Your goal:
Return the complete listing that follows, with each line reproduced exactly.

Extracted information:
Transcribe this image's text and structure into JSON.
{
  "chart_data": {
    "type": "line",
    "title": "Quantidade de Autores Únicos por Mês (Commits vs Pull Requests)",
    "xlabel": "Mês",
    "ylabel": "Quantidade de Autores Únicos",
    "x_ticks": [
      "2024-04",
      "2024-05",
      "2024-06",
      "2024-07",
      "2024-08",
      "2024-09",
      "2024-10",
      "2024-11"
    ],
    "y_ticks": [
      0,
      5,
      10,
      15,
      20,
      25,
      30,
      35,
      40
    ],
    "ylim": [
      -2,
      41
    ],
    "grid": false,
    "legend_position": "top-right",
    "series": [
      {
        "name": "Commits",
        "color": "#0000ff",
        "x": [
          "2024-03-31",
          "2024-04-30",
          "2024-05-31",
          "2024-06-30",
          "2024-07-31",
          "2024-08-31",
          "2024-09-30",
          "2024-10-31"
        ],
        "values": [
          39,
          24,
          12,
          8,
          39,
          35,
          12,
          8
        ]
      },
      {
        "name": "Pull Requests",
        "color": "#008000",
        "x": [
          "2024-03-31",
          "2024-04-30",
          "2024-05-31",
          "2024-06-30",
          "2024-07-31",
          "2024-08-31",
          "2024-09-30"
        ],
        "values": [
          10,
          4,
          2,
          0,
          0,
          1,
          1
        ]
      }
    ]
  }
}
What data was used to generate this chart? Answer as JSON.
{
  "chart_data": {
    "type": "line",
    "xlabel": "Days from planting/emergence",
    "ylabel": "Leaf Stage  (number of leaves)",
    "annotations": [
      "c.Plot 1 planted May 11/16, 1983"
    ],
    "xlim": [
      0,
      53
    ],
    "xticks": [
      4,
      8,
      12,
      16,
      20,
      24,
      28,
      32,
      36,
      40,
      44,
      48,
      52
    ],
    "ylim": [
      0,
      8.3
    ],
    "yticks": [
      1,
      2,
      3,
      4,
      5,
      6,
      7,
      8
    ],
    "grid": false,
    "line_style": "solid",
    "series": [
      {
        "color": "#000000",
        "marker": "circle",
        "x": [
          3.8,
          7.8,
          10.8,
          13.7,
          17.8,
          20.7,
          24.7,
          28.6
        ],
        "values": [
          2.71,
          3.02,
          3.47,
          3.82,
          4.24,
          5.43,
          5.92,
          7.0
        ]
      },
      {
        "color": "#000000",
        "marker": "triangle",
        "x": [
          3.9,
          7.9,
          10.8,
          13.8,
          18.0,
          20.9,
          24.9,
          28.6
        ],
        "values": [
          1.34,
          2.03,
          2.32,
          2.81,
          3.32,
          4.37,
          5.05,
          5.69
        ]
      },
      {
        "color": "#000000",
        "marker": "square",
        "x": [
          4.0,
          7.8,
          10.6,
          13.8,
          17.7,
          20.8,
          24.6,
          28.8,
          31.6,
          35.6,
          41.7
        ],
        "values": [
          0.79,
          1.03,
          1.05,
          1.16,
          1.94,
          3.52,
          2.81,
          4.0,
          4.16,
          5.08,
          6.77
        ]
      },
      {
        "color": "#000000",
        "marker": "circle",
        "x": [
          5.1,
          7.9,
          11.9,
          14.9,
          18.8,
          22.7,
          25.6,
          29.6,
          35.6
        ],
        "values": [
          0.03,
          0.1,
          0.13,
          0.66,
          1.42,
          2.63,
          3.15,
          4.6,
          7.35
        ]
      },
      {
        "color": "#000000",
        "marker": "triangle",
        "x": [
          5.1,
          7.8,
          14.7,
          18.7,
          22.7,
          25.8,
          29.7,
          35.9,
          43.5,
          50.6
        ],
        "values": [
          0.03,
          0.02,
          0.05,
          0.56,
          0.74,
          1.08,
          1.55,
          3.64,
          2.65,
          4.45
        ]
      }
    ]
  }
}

Exercise answer:
Transcribe this image's text and structure into JSON.
{
  "chart_data": {
    "type": "line",
    "title": "Quantidade de Autores Únicos por Mês (Commits vs Pull Requests)",
    "xlabel": "Mês",
    "ylabel": "Quantidade de Autores Únicos",
    "x_ticks": [
      "2024-04",
      "2024-05",
      "2024-06",
      "2024-07",
      "2024-08",
      "2024-09",
      "2024-10",
      "2024-11"
    ],
    "y_ticks": [
      0,
      5,
      10,
      15,
      20,
      25,
      30,
      35,
      40
    ],
    "ylim": [
      -2,
      41
    ],
    "grid": false,
    "legend_position": "top-right",
    "series": [
      {
        "name": "Commits",
        "color": "#0000ff",
        "x": [
          "2024-03-31",
          "2024-04-30",
          "2024-05-31",
          "2024-06-30",
          "2024-07-31",
          "2024-08-31",
          "2024-09-30",
          "2024-10-31"
        ],
        "values": [
          39,
          24,
          12,
          8,
          39,
          35,
          12,
          8
        ]
      },
      {
        "name": "Pull Requests",
        "color": "#008000",
        "x": [
          "2024-03-31",
          "2024-04-30",
          "2024-05-31",
          "2024-06-30",
          "2024-07-31",
          "2024-08-31",
          "2024-09-30"
        ],
        "values": [
          10,
          4,
          2,
          0,
          0,
          1,
          1
        ]
      }
    ]
  }
}
What data was used to generate this chart? Answer as JSON.
{
  "chart_data": {
    "type": "line",
    "xlabel": "Days from planting/emergence",
    "ylabel": "Leaf Stage  (number of leaves)",
    "annotations": [
      "c.Plot 1 planted May 11/16, 1983"
    ],
    "xlim": [
      0,
      53
    ],
    "xticks": [
      4,
      8,
      12,
      16,
      20,
      24,
      28,
      32,
      36,
      40,
      44,
      48,
      52
    ],
    "ylim": [
      0,
      8.3
    ],
    "yticks": [
      1,
      2,
      3,
      4,
      5,
      6,
      7,
      8
    ],
    "grid": false,
    "line_style": "solid",
    "series": [
      {
        "color": "#000000",
        "marker": "circle",
        "x": [
          3.8,
          7.8,
          10.8,
          13.7,
          17.8,
          20.7,
          24.7,
          28.6
        ],
        "values": [
          2.71,
          3.02,
          3.47,
          3.82,
          4.24,
          5.43,
          5.92,
          7.0
        ]
      },
      {
        "color": "#000000",
        "marker": "triangle",
        "x": [
          3.9,
          7.9,
          10.8,
          13.8,
          18.0,
          20.9,
          24.9,
          28.6
        ],
        "values": [
          1.34,
          2.03,
          2.32,
          2.81,
          3.32,
          4.37,
          5.05,
          5.69
        ]
      },
      {
        "color": "#000000",
        "marker": "square",
        "x": [
          4.0,
          7.8,
          10.6,
          13.8,
          17.7,
          20.8,
          24.6,
          28.8,
          31.6,
          35.6,
          41.7
        ],
        "values": [
          0.79,
          1.03,
          1.05,
          1.16,
          1.94,
          3.52,
          2.81,
          4.0,
          4.16,
          5.08,
          6.77
        ]
      },
      {
        "color": "#000000",
        "marker": "circle",
        "x": [
          5.1,
          7.9,
          11.9,
          14.9,
          18.8,
          22.7,
          25.6,
          29.6,
          35.6
        ],
        "values": [
          0.03,
          0.1,
          0.13,
          0.66,
          1.42,
          2.63,
          3.15,
          4.6,
          7.35
        ]
      },
      {
        "color": "#000000",
        "marker": "triangle",
        "x": [
          5.1,
          7.8,
          14.7,
          18.7,
          22.7,
          25.8,
          29.7,
          35.9,
          43.5,
          50.6
        ],
        "values": [
          0.03,
          0.02,
          0.05,
          0.56,
          0.74,
          1.08,
          1.55,
          3.64,
          2.65,
          4.45
        ]
      }
    ]
  }
}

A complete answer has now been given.